--- START OF Data for the task ---

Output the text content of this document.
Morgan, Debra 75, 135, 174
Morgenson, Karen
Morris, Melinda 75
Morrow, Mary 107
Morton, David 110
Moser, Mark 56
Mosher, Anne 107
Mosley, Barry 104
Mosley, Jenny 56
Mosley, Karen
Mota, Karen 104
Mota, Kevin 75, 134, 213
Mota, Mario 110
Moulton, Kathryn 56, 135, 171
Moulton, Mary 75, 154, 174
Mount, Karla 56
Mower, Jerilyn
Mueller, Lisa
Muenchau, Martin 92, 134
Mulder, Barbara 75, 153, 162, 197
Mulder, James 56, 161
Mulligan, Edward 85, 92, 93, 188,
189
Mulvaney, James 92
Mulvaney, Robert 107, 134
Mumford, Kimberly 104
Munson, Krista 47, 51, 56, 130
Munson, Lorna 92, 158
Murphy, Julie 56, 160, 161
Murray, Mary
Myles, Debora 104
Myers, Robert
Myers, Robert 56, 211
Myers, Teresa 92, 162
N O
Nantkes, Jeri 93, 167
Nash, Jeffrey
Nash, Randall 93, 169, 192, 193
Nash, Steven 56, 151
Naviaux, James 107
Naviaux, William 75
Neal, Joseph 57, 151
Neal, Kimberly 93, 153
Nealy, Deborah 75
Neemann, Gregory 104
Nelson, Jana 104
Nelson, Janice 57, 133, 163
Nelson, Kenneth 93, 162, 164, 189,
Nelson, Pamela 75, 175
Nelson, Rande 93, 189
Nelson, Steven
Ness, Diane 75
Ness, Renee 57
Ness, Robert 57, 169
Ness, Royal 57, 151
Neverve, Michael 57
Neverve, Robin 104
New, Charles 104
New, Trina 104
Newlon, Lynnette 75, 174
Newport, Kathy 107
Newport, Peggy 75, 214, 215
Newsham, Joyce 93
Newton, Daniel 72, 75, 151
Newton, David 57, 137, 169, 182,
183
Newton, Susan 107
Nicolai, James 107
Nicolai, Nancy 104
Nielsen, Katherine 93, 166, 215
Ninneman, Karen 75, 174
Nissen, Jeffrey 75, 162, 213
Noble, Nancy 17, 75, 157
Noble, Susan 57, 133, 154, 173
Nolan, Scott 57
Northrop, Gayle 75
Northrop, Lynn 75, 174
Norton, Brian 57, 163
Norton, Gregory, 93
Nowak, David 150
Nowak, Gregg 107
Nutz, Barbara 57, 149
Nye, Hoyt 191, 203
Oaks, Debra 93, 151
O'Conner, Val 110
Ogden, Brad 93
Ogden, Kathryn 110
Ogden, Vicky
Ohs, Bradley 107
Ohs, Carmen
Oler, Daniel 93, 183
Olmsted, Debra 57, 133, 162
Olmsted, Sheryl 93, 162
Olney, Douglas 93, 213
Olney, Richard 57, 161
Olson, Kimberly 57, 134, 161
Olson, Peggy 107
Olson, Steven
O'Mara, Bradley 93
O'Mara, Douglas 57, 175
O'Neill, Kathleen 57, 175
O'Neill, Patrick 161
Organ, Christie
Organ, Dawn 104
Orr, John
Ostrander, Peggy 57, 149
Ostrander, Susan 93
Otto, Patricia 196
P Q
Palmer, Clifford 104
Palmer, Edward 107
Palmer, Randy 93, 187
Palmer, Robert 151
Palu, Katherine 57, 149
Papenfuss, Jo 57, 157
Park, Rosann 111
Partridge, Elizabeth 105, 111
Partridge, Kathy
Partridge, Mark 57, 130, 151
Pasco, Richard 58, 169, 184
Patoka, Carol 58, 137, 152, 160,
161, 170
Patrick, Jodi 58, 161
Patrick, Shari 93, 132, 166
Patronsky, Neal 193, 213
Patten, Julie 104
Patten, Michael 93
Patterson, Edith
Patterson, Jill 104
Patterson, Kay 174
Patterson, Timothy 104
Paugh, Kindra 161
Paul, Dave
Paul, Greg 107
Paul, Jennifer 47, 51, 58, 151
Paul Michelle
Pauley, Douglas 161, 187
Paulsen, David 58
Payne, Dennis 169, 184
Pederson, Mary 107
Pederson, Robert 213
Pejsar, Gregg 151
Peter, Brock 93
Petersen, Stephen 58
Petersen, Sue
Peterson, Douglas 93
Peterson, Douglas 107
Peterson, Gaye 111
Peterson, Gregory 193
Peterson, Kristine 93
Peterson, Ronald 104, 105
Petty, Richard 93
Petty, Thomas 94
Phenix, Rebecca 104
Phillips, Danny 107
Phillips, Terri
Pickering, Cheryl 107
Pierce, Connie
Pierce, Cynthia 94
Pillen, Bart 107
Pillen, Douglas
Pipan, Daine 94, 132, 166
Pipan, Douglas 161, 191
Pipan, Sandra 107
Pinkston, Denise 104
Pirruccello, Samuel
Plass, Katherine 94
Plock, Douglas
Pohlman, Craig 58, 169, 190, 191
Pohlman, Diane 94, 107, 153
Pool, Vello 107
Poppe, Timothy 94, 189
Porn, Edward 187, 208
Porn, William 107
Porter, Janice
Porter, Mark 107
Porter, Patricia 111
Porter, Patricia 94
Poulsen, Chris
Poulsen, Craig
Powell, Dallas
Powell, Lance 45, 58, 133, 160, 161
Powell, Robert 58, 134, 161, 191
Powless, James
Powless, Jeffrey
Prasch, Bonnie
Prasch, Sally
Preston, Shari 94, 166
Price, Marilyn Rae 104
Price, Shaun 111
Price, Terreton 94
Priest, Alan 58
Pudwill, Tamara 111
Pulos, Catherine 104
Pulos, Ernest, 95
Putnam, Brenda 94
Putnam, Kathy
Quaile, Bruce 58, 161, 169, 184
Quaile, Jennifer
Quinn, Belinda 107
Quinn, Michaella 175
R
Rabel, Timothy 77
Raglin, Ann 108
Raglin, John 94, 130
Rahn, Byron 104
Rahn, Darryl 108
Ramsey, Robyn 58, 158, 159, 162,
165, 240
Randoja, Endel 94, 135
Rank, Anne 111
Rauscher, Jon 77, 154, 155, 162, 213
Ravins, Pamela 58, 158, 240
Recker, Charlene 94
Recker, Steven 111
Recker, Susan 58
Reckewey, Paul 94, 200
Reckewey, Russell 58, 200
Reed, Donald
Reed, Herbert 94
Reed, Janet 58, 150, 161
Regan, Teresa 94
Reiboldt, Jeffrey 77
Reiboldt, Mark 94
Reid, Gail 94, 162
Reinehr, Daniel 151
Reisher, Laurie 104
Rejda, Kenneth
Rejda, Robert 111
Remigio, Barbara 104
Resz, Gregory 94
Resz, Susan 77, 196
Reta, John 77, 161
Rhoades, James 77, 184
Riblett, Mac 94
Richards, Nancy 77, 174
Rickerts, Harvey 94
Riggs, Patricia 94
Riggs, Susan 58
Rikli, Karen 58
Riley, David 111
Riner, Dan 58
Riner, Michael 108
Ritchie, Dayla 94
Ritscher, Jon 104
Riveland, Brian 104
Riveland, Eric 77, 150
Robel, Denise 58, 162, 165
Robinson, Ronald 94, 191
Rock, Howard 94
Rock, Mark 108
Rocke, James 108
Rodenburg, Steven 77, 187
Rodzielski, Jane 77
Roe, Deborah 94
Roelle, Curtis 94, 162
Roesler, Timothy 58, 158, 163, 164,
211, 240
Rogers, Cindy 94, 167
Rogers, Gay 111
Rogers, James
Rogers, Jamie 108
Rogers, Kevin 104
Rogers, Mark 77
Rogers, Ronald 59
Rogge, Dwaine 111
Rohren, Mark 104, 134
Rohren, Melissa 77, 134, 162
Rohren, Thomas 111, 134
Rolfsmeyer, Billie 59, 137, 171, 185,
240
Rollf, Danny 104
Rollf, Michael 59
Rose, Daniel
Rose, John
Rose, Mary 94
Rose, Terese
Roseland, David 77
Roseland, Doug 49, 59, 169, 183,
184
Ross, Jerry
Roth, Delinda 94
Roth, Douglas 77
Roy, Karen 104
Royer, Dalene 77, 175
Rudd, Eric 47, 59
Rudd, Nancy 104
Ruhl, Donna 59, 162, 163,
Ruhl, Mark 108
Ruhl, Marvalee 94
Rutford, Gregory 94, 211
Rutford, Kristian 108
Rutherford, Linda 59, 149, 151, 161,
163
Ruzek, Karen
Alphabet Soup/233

--- END OF Data for the task ---

* _Task directions_
Each line that has the word "Naviaux" should be copied.

* _The solution_
Naviaux, James 107
Naviaux, William 75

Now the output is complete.